> **Chart and figure data**:
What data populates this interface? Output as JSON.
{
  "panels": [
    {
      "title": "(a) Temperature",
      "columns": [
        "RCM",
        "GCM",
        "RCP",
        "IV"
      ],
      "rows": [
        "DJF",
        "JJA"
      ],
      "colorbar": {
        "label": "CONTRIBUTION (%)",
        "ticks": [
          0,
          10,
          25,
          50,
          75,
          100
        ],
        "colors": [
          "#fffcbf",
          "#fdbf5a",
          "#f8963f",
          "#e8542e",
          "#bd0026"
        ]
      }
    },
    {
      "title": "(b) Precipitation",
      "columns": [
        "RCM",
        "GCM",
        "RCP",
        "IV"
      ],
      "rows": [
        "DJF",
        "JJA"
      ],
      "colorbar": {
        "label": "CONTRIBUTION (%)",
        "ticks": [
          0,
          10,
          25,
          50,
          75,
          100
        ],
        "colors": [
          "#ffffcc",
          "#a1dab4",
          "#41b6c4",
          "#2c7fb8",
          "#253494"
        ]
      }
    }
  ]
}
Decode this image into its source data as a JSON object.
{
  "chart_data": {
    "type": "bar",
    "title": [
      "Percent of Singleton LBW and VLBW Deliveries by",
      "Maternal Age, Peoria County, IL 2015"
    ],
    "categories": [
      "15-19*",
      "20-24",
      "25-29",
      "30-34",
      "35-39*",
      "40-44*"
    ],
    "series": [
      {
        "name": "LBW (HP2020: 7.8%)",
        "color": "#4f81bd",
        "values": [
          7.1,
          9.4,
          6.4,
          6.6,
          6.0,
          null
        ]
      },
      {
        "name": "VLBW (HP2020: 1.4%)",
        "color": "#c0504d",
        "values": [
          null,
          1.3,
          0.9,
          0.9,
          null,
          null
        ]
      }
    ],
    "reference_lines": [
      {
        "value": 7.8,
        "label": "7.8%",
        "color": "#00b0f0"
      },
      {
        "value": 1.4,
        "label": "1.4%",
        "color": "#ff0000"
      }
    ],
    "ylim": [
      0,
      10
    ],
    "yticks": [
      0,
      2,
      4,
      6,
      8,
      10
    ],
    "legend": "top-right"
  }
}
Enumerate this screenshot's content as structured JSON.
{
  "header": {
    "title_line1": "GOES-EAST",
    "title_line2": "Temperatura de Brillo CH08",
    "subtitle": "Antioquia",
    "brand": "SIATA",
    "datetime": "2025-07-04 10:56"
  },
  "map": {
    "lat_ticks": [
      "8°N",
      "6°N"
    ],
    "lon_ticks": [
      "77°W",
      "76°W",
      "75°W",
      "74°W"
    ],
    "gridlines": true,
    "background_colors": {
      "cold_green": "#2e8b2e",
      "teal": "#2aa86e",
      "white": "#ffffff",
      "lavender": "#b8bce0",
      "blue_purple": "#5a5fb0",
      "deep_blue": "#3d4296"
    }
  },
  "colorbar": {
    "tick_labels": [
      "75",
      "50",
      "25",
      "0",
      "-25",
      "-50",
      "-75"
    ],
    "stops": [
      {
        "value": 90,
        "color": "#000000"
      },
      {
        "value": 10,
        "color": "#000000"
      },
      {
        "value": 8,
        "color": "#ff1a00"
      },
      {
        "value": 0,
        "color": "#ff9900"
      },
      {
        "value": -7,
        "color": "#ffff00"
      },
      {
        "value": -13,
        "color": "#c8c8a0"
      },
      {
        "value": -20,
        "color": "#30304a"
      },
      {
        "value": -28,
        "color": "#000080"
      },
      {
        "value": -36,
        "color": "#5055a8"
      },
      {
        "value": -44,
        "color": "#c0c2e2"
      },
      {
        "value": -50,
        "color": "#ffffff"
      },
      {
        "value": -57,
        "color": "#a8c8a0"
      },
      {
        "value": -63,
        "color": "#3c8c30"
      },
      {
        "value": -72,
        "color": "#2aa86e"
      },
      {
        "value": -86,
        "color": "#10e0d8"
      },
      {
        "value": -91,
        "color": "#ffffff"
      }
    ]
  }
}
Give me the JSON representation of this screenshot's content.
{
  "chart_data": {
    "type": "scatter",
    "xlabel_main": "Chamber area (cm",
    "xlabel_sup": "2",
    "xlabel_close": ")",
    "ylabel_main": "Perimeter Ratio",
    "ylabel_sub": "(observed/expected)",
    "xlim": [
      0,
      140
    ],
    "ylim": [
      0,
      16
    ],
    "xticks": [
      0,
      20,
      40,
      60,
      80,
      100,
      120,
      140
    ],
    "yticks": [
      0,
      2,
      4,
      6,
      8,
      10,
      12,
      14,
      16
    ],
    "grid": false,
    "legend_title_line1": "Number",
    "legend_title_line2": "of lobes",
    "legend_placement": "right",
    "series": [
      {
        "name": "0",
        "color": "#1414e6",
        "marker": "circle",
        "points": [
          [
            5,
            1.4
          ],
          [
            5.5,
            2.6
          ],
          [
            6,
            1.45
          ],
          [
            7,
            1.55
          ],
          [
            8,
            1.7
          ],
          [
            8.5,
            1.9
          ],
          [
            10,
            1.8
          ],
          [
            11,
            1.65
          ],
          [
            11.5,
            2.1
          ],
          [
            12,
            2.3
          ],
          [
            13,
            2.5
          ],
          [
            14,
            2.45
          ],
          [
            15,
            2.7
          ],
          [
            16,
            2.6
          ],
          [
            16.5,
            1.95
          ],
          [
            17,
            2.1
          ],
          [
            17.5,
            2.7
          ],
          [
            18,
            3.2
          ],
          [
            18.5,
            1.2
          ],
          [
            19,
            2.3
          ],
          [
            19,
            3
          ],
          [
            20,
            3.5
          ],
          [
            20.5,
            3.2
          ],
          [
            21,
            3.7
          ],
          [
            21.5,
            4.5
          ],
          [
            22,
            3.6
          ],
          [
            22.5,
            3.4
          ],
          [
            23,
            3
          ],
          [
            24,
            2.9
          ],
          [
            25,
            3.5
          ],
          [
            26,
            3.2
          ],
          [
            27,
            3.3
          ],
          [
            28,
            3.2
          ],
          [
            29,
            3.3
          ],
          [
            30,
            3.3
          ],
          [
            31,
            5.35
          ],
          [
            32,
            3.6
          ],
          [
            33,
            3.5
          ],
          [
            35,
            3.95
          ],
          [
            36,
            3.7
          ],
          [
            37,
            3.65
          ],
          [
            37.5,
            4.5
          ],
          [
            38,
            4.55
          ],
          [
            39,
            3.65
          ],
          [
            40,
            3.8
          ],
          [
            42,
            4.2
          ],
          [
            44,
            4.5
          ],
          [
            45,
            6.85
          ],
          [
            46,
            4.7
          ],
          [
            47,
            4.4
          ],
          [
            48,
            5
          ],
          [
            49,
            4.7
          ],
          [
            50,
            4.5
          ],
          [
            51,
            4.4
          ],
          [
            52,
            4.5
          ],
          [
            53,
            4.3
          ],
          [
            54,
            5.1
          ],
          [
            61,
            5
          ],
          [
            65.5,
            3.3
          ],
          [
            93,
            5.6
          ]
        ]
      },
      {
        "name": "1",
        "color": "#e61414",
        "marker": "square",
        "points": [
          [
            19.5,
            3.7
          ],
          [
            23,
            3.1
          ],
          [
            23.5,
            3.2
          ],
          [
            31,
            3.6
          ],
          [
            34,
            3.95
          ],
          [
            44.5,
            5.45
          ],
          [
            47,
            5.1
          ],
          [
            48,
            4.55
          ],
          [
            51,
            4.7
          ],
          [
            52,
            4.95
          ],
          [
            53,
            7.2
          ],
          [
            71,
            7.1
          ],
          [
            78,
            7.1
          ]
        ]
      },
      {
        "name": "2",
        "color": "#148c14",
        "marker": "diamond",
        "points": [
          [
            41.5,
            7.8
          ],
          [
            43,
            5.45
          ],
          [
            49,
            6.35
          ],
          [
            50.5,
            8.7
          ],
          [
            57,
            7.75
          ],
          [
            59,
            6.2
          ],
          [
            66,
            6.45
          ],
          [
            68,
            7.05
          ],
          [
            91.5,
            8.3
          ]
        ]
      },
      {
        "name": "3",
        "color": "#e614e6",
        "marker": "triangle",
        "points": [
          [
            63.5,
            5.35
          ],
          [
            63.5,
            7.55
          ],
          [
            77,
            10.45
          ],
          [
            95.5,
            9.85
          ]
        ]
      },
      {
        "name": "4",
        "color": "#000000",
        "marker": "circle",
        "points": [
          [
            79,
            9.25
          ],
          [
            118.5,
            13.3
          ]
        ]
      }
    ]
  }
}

> **Job**:
Go over the records above and tally each line that includes "name". Give the total by itself.

> **Answer to the task**:
7